Task brief ▸ Repeat the whole listing exactly.

(Rows from a figure dataset)
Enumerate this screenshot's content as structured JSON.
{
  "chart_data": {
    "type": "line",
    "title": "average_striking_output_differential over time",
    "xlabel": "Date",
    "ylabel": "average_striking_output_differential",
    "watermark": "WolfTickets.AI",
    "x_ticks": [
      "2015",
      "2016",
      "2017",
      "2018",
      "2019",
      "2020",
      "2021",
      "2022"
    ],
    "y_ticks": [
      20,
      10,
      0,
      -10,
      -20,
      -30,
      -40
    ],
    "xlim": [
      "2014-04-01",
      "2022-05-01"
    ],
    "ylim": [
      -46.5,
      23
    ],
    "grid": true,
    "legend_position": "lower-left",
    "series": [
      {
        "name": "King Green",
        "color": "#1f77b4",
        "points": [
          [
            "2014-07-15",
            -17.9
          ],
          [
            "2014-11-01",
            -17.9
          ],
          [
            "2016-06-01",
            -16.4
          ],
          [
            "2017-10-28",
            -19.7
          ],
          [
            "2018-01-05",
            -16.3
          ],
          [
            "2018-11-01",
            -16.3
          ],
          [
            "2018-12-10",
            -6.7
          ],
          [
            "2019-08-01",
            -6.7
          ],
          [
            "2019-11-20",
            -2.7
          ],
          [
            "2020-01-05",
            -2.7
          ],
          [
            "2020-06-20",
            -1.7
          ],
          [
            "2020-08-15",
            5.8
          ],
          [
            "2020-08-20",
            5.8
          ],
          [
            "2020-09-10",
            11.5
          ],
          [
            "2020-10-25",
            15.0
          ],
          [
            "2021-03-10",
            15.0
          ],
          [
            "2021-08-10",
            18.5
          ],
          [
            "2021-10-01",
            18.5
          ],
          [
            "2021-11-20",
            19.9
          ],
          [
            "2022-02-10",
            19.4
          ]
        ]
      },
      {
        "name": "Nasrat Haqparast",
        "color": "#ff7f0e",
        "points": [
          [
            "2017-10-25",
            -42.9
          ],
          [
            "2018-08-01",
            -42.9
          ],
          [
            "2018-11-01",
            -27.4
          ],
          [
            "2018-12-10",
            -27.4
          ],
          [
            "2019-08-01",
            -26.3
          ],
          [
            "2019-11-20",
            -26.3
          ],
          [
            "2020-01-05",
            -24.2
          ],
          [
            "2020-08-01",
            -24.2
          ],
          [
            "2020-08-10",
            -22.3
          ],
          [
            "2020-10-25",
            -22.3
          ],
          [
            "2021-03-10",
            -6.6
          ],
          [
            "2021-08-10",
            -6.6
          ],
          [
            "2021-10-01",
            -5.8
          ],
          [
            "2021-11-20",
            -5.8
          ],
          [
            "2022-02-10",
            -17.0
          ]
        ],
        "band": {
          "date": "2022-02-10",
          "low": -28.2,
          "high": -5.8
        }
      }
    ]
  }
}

Task output ▸
Enumerate this screenshot's content as structured JSON.
{
  "chart_data": {
    "type": "line",
    "title": "average_striking_output_differential over time",
    "xlabel": "Date",
    "ylabel": "average_striking_output_differential",
    "watermark": "WolfTickets.AI",
    "x_ticks": [
      "2015",
      "2016",
      "2017",
      "2018",
      "2019",
      "2020",
      "2021",
      "2022"
    ],
    "y_ticks": [
      20,
      10,
      0,
      -10,
      -20,
      -30,
      -40
    ],
    "xlim": [
      "2014-04-01",
      "2022-05-01"
    ],
    "ylim": [
      -46.5,
      23
    ],
    "grid": true,
    "legend_position": "lower-left",
    "series": [
      {
        "name": "King Green",
        "color": "#1f77b4",
        "points": [
          [
            "2014-07-15",
            -17.9
          ],
          [
            "2014-11-01",
            -17.9
          ],
          [
            "2016-06-01",
            -16.4
          ],
          [
            "2017-10-28",
            -19.7
          ],
          [
            "2018-01-05",
            -16.3
          ],
          [
            "2018-11-01",
            -16.3
          ],
          [
            "2018-12-10",
            -6.7
          ],
          [
            "2019-08-01",
            -6.7
          ],
          [
            "2019-11-20",
            -2.7
          ],
          [
            "2020-01-05",
            -2.7
          ],
          [
            "2020-06-20",
            -1.7
          ],
          [
            "2020-08-15",
            5.8
          ],
          [
            "2020-08-20",
            5.8
          ],
          [
            "2020-09-10",
            11.5
          ],
          [
            "2020-10-25",
            15.0
          ],
          [
            "2021-03-10",
            15.0
          ],
          [
            "2021-08-10",
            18.5
          ],
          [
            "2021-10-01",
            18.5
          ],
          [
            "2021-11-20",
            19.9
          ],
          [
            "2022-02-10",
            19.4
          ]
        ]
      },
      {
        "name": "Nasrat Haqparast",
        "color": "#ff7f0e",
        "points": [
          [
            "2017-10-25",
            -42.9
          ],
          [
            "2018-08-01",
            -42.9
          ],
          [
            "2018-11-01",
            -27.4
          ],
          [
            "2018-12-10",
            -27.4
          ],
          [
            "2019-08-01",
            -26.3
          ],
          [
            "2019-11-20",
            -26.3
          ],
          [
            "2020-01-05",
            -24.2
          ],
          [
            "2020-08-01",
            -24.2
          ],
          [
            "2020-08-10",
            -22.3
          ],
          [
            "2020-10-25",
            -22.3
          ],
          [
            "2021-03-10",
            -6.6
          ],
          [
            "2021-08-10",
            -6.6
          ],
          [
            "2021-10-01",
            -5.8
          ],
          [
            "2021-11-20",
            -5.8
          ],
          [
            "2022-02-10",
            -17.0
          ]
        ],
        "band": {
          "date": "2022-02-10",
          "low": -28.2,
          "high": -5.8
        }
      }
    ]
  }
}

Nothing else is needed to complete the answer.